Collect each line holding the string "deep".
= = = = = = =
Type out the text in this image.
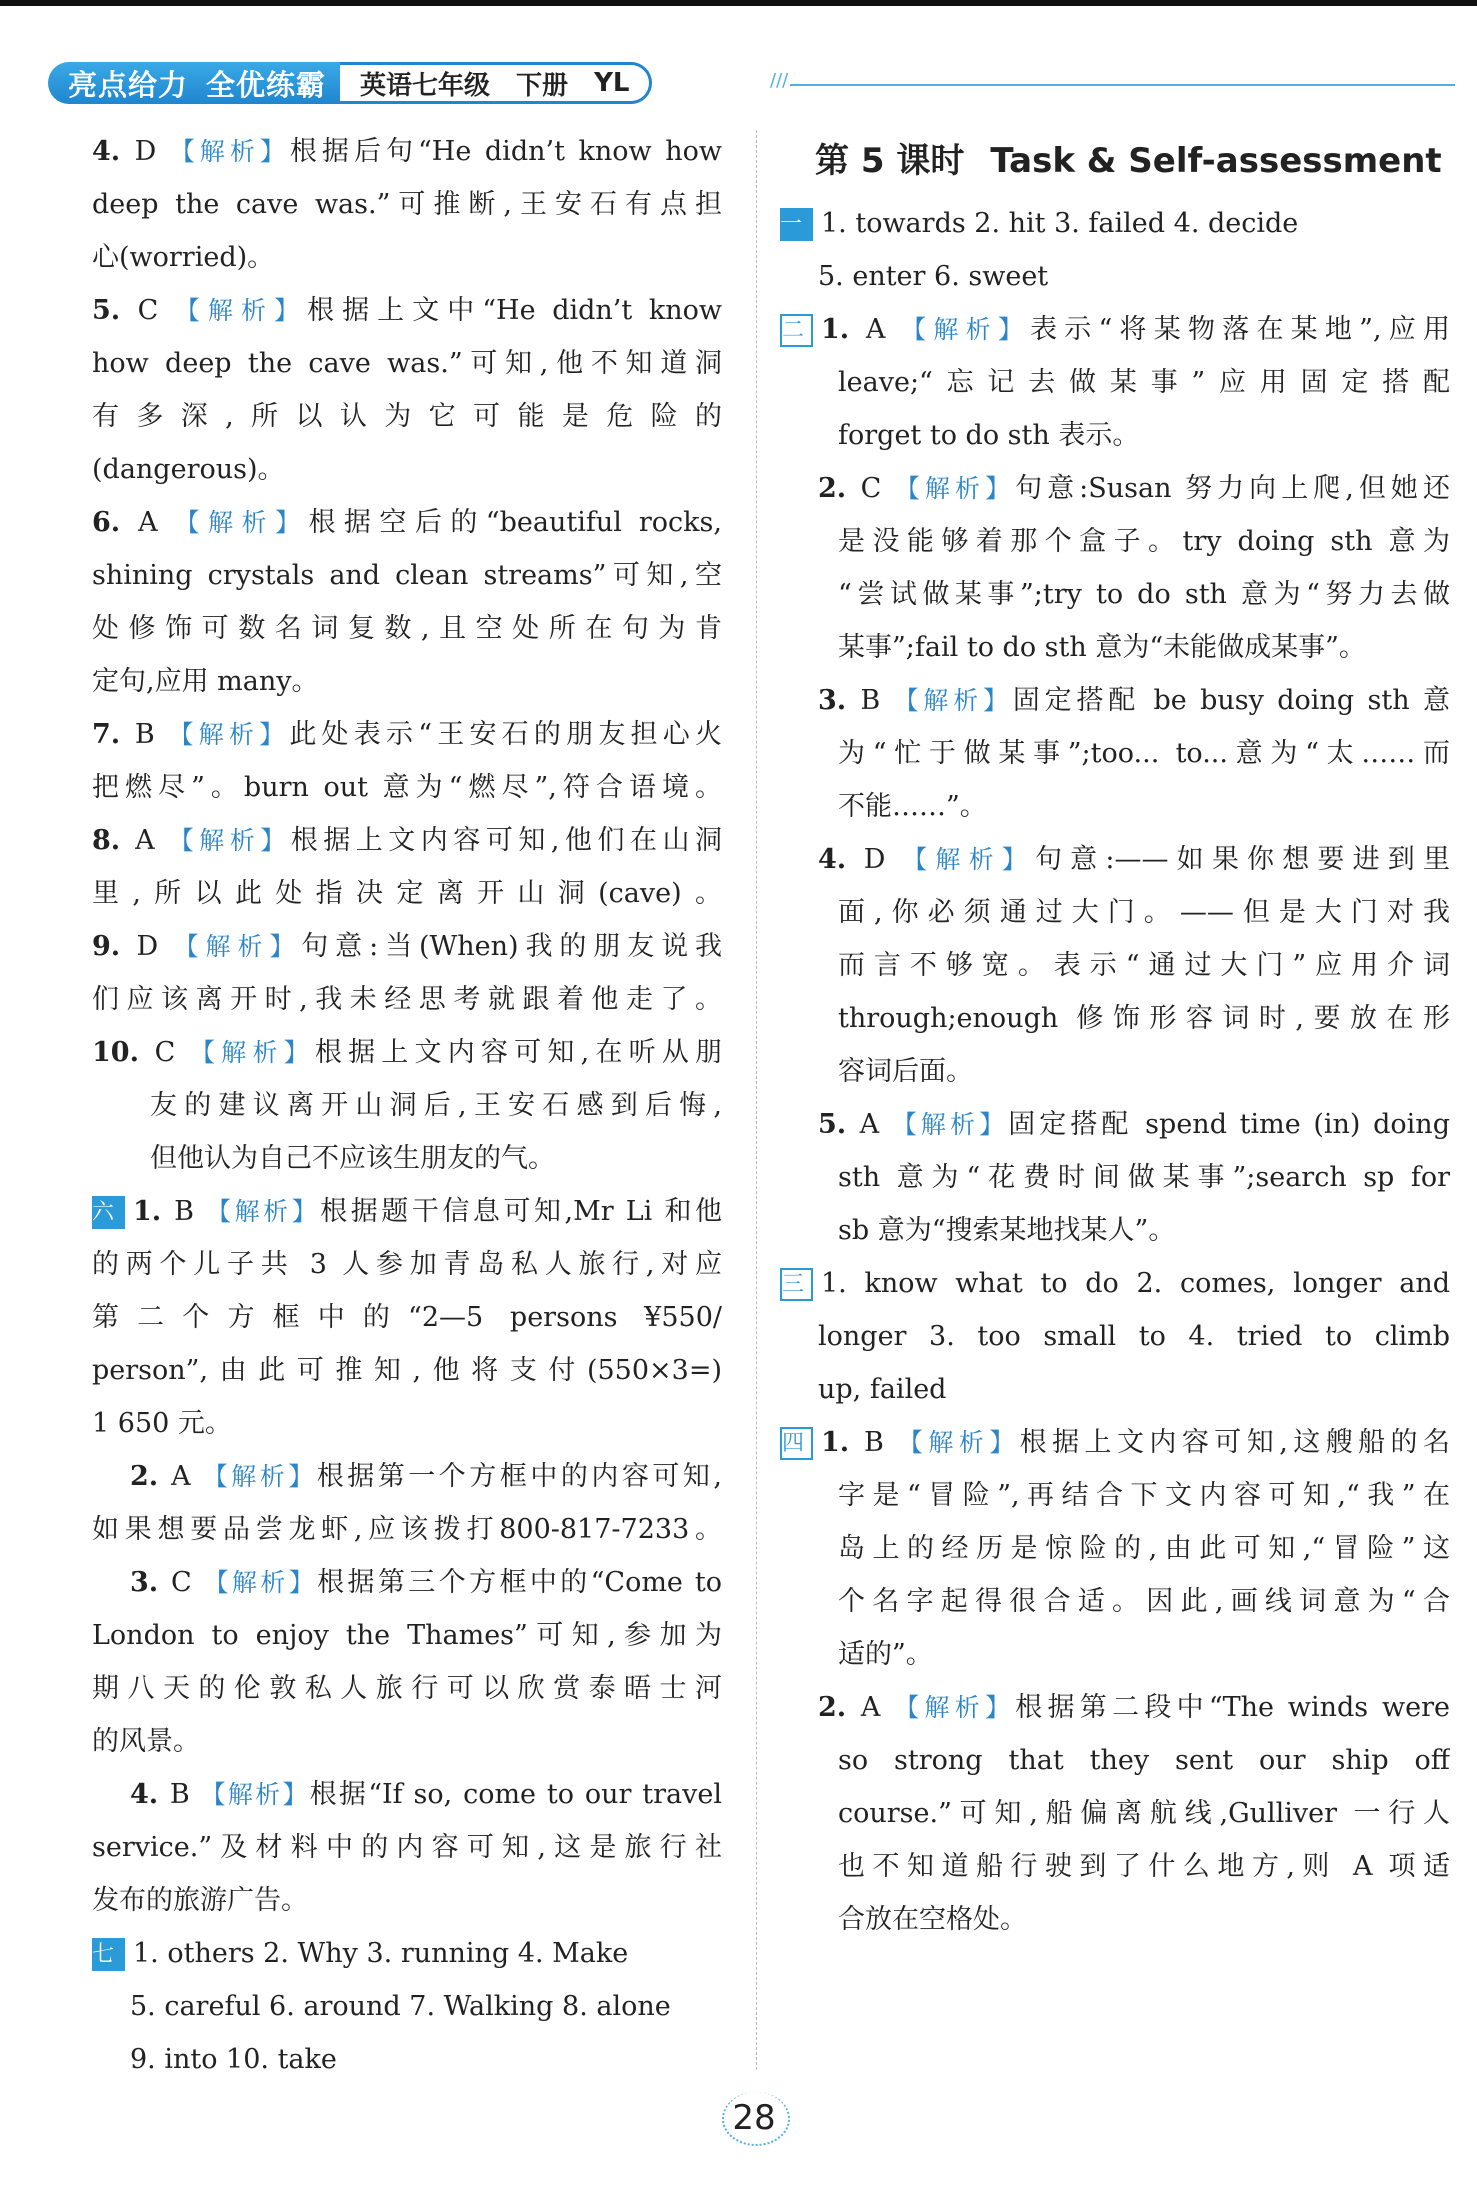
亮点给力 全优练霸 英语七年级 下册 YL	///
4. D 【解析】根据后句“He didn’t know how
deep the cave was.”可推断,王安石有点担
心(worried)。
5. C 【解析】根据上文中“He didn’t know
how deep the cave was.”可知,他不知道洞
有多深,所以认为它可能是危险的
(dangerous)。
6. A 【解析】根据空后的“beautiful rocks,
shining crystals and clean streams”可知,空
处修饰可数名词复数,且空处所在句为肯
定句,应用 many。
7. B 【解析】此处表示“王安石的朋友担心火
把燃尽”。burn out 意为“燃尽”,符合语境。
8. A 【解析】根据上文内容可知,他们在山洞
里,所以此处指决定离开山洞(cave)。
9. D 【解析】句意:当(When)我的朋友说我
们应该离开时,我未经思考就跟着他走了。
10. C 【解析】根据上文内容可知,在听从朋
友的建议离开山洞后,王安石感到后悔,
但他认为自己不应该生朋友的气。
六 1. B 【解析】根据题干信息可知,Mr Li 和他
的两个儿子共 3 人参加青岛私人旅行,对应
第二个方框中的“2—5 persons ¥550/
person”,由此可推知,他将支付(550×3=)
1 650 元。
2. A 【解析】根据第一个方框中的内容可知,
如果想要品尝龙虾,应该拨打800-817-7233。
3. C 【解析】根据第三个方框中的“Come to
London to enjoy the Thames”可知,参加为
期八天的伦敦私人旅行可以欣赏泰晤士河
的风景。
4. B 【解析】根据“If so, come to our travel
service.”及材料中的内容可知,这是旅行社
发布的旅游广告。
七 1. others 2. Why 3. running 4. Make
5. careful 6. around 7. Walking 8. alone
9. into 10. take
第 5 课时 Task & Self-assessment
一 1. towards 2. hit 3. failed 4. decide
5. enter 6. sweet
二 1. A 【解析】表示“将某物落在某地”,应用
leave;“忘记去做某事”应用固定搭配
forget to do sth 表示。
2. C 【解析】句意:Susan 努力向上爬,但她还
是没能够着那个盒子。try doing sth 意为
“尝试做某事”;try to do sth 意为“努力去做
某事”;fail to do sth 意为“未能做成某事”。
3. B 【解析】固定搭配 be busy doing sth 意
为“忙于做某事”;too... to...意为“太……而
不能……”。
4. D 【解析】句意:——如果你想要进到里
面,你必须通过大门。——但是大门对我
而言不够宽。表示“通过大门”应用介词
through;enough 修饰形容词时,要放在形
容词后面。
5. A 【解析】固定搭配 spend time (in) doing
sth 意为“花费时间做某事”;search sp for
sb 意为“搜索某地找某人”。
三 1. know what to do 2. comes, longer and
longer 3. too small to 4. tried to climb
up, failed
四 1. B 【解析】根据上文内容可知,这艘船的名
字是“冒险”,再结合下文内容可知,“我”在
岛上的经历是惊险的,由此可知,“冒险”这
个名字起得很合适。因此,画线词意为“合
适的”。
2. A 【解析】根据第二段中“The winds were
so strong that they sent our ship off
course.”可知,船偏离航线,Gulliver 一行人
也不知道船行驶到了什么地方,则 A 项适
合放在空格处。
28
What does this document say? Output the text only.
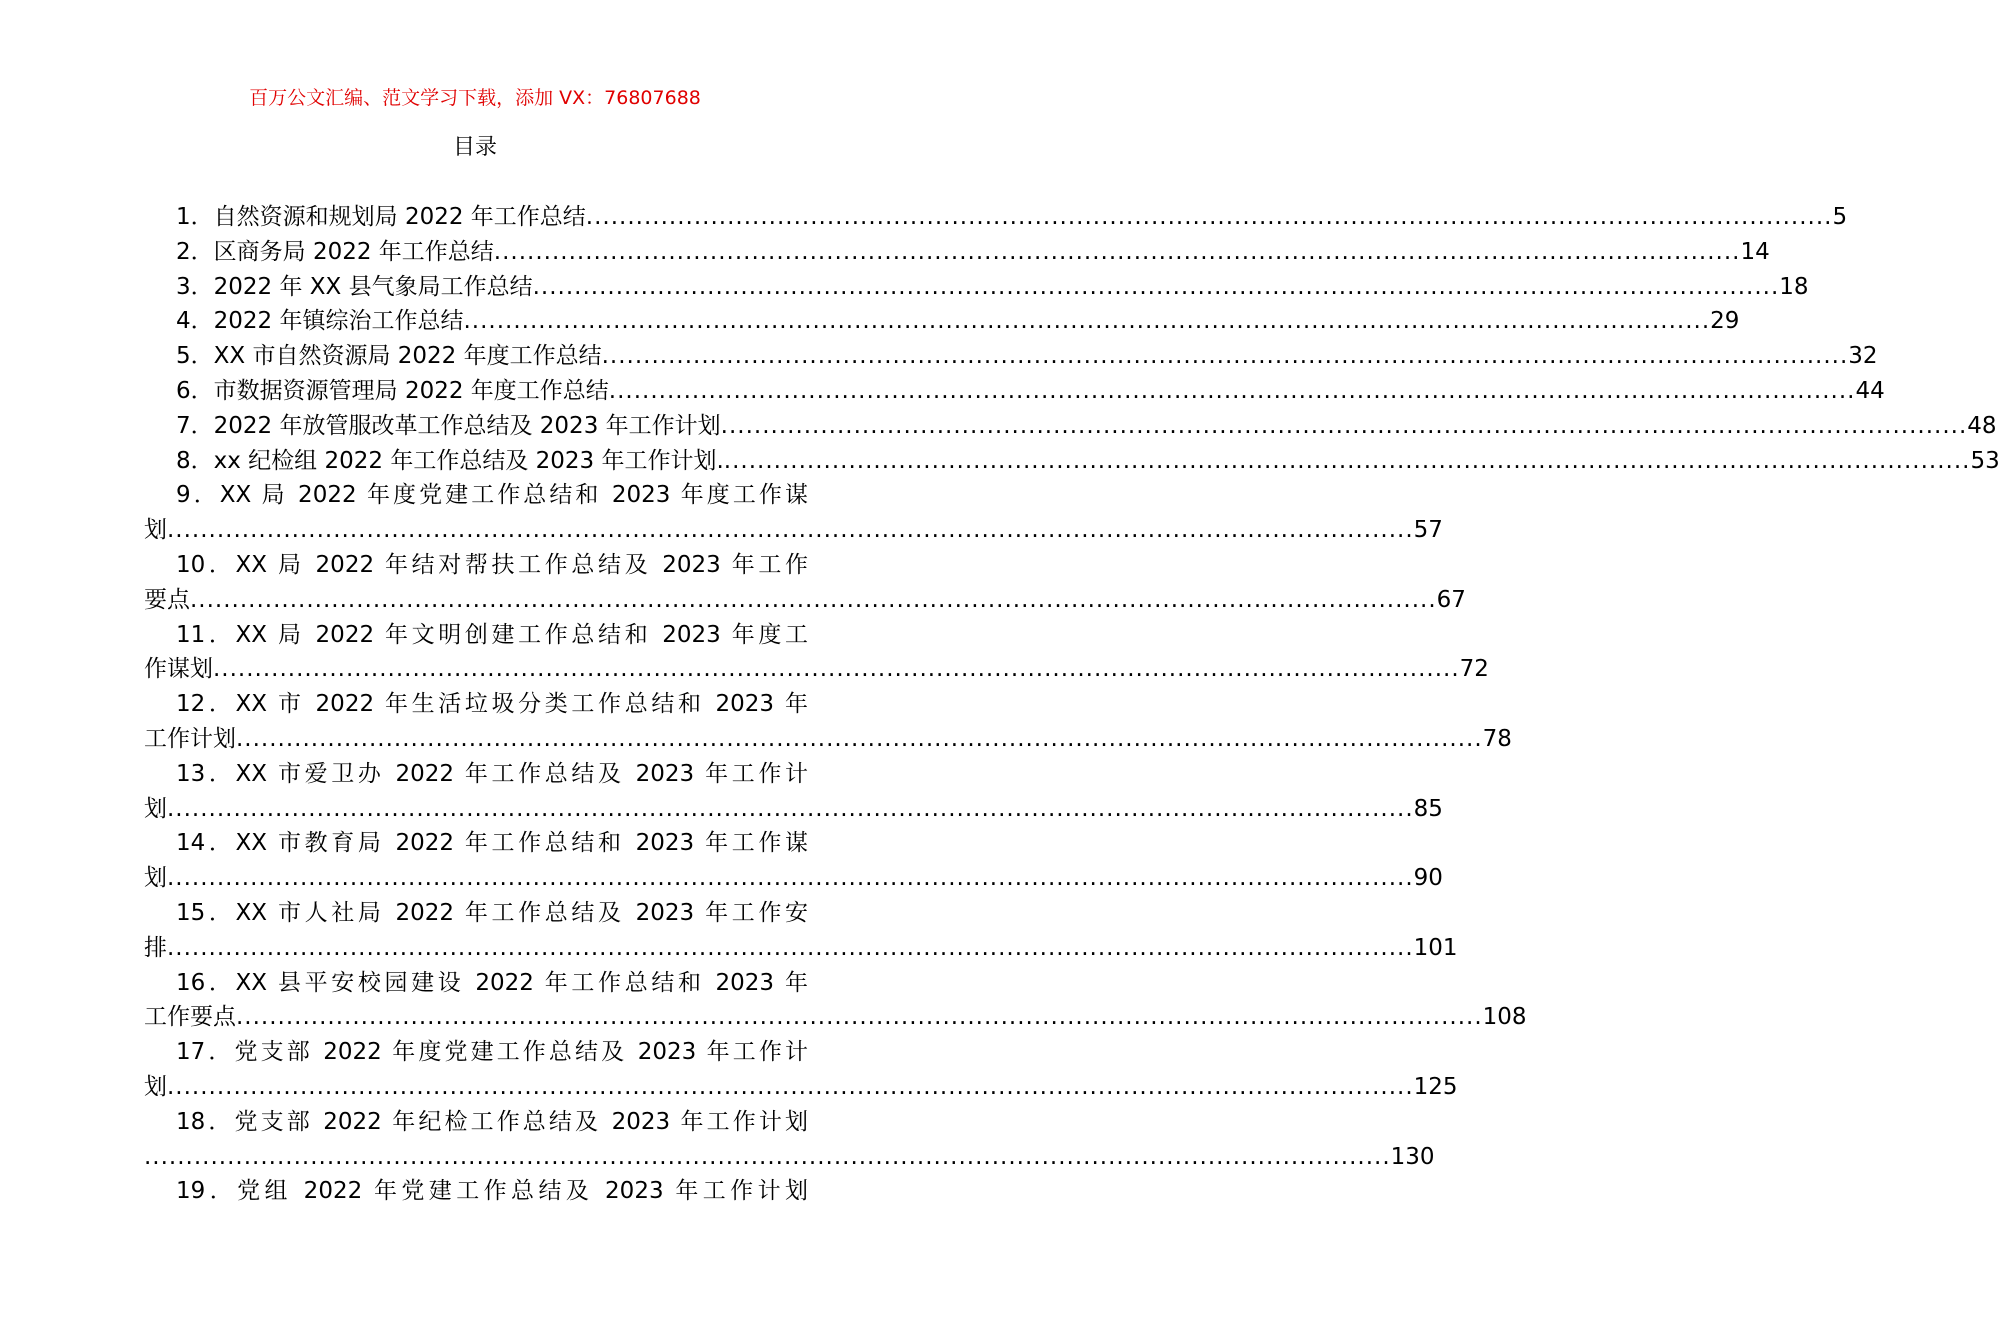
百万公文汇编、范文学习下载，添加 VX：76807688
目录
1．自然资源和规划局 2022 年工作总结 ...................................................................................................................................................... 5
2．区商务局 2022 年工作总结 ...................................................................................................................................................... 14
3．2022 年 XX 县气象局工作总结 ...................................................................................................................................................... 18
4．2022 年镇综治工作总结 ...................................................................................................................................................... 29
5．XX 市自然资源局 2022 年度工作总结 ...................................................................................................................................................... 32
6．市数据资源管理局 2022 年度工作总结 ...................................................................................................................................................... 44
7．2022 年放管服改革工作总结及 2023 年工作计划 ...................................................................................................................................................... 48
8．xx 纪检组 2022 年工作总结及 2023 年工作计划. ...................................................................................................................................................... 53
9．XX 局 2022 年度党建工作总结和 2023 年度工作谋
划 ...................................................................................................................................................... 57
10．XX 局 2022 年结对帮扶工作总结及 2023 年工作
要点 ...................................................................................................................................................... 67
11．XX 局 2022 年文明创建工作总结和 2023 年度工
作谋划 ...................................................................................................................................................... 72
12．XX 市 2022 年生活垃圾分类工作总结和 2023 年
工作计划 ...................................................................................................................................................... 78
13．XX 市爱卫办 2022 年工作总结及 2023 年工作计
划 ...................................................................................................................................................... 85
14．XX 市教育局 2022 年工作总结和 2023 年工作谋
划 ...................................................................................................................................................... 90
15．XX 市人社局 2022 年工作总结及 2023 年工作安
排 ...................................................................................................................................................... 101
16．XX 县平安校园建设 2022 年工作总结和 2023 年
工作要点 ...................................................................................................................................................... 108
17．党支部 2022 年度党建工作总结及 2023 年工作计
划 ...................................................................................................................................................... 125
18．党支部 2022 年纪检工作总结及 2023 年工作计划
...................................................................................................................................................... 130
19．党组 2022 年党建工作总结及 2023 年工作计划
= = = = = = =
◆ **THE RESULT**
deep the cave was.”可推断,王安石有点担
how deep the cave was.”可知,他不知道洞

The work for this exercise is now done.